# [WHAT IS BEING ASKED]
Please print all of the material below, word for word.

A run of records
....................
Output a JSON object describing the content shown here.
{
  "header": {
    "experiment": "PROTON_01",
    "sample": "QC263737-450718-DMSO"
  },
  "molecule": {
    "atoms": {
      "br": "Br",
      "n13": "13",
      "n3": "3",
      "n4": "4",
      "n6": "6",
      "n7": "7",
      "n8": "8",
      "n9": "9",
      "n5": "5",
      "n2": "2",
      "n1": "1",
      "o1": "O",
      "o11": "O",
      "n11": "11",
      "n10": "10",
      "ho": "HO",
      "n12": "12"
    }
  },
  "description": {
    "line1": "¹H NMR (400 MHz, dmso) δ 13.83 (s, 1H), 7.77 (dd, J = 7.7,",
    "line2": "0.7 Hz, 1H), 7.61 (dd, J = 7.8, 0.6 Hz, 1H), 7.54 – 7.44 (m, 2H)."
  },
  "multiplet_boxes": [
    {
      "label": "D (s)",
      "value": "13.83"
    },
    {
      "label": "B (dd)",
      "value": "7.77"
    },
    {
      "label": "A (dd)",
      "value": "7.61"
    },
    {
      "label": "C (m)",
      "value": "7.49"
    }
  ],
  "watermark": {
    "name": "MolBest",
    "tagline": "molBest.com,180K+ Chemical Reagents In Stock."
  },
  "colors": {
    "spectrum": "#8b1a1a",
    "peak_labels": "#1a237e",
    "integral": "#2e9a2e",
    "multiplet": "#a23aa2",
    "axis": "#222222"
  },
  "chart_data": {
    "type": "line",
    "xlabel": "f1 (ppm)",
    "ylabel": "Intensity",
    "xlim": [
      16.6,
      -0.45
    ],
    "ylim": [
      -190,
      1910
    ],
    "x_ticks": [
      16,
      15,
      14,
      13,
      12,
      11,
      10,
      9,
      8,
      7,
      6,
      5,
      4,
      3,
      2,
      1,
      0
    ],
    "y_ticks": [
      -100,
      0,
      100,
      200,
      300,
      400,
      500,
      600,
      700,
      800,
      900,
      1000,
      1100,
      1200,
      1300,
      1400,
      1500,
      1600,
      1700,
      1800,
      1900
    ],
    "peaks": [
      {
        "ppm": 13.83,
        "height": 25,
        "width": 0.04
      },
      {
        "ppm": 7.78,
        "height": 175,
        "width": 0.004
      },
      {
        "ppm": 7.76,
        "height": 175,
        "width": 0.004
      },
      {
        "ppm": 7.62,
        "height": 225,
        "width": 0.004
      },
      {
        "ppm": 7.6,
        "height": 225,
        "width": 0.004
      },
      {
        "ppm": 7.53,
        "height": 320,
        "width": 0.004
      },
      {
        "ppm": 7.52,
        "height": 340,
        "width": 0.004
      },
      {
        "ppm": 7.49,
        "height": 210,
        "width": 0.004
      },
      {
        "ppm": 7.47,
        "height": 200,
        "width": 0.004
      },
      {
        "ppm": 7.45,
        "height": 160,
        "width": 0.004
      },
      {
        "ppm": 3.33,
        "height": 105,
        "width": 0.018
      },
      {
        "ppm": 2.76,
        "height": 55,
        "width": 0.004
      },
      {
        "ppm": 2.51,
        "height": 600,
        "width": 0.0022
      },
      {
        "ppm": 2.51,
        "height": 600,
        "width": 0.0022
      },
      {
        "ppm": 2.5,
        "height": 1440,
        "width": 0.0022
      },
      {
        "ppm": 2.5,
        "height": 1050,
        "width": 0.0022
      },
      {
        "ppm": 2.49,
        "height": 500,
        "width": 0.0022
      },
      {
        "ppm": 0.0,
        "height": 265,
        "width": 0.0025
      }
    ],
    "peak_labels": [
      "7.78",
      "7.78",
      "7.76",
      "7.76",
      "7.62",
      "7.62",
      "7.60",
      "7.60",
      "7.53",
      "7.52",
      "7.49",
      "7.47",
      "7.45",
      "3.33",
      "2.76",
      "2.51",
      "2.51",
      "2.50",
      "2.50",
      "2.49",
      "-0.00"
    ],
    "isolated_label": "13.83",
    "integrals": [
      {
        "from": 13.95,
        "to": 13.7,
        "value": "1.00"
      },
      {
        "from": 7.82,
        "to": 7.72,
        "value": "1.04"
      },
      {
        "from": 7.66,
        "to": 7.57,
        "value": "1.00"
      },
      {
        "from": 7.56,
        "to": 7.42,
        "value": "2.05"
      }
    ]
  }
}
....................
# [FULL SOLUTION]
Output a JSON object describing the content shown here.
{
  "header": {
    "experiment": "PROTON_01",
    "sample": "QC263737-450718-DMSO"
  },
  "molecule": {
    "atoms": {
      "br": "Br",
      "n13": "13",
      "n3": "3",
      "n4": "4",
      "n6": "6",
      "n7": "7",
      "n8": "8",
      "n9": "9",
      "n5": "5",
      "n2": "2",
      "n1": "1",
      "o1": "O",
      "o11": "O",
      "n11": "11",
      "n10": "10",
      "ho": "HO",
      "n12": "12"
    }
  },
  "description": {
    "line1": "¹H NMR (400 MHz, dmso) δ 13.83 (s, 1H), 7.77 (dd, J = 7.7,",
    "line2": "0.7 Hz, 1H), 7.61 (dd, J = 7.8, 0.6 Hz, 1H), 7.54 – 7.44 (m, 2H)."
  },
  "multiplet_boxes": [
    {
      "label": "D (s)",
      "value": "13.83"
    },
    {
      "label": "B (dd)",
      "value": "7.77"
    },
    {
      "label": "A (dd)",
      "value": "7.61"
    },
    {
      "label": "C (m)",
      "value": "7.49"
    }
  ],
  "watermark": {
    "name": "MolBest",
    "tagline": "molBest.com,180K+ Chemical Reagents In Stock."
  },
  "colors": {
    "spectrum": "#8b1a1a",
    "peak_labels": "#1a237e",
    "integral": "#2e9a2e",
    "multiplet": "#a23aa2",
    "axis": "#222222"
  },
  "chart_data": {
    "type": "line",
    "xlabel": "f1 (ppm)",
    "ylabel": "Intensity",
    "xlim": [
      16.6,
      -0.45
    ],
    "ylim": [
      -190,
      1910
    ],
    "x_ticks": [
      16,
      15,
      14,
      13,
      12,
      11,
      10,
      9,
      8,
      7,
      6,
      5,
      4,
      3,
      2,
      1,
      0
    ],
    "y_ticks": [
      -100,
      0,
      100,
      200,
      300,
      400,
      500,
      600,
      700,
      800,
      900,
      1000,
      1100,
      1200,
      1300,
      1400,
      1500,
      1600,
      1700,
      1800,
      1900
    ],
    "peaks": [
      {
        "ppm": 13.83,
        "height": 25,
        "width": 0.04
      },
      {
        "ppm": 7.78,
        "height": 175,
        "width": 0.004
      },
      {
        "ppm": 7.76,
        "height": 175,
        "width": 0.004
      },
      {
        "ppm": 7.62,
        "height": 225,
        "width": 0.004
      },
      {
        "ppm": 7.6,
        "height": 225,
        "width": 0.004
      },
      {
        "ppm": 7.53,
        "height": 320,
        "width": 0.004
      },
      {
        "ppm": 7.52,
        "height": 340,
        "width": 0.004
      },
      {
        "ppm": 7.49,
        "height": 210,
        "width": 0.004
      },
      {
        "ppm": 7.47,
        "height": 200,
        "width": 0.004
      },
      {
        "ppm": 7.45,
        "height": 160,
        "width": 0.004
      },
      {
        "ppm": 3.33,
        "height": 105,
        "width": 0.018
      },
      {
        "ppm": 2.76,
        "height": 55,
        "width": 0.004
      },
      {
        "ppm": 2.51,
        "height": 600,
        "width": 0.0022
      },
      {
        "ppm": 2.51,
        "height": 600,
        "width": 0.0022
      },
      {
        "ppm": 2.5,
        "height": 1440,
        "width": 0.0022
      },
      {
        "ppm": 2.5,
        "height": 1050,
        "width": 0.0022
      },
      {
        "ppm": 2.49,
        "height": 500,
        "width": 0.0022
      },
      {
        "ppm": 0.0,
        "height": 265,
        "width": 0.0025
      }
    ],
    "peak_labels": [
      "7.78",
      "7.78",
      "7.76",
      "7.76",
      "7.62",
      "7.62",
      "7.60",
      "7.60",
      "7.53",
      "7.52",
      "7.49",
      "7.47",
      "7.45",
      "3.33",
      "2.76",
      "2.51",
      "2.51",
      "2.50",
      "2.50",
      "2.49",
      "-0.00"
    ],
    "isolated_label": "13.83",
    "integrals": [
      {
        "from": 13.95,
        "to": 13.7,
        "value": "1.00"
      },
      {
        "from": 7.82,
        "to": 7.72,
        "value": "1.04"
      },
      {
        "from": 7.66,
        "to": 7.57,
        "value": "1.00"
      },
      {
        "from": 7.56,
        "to": 7.42,
        "value": "2.05"
      }
    ]
  }
}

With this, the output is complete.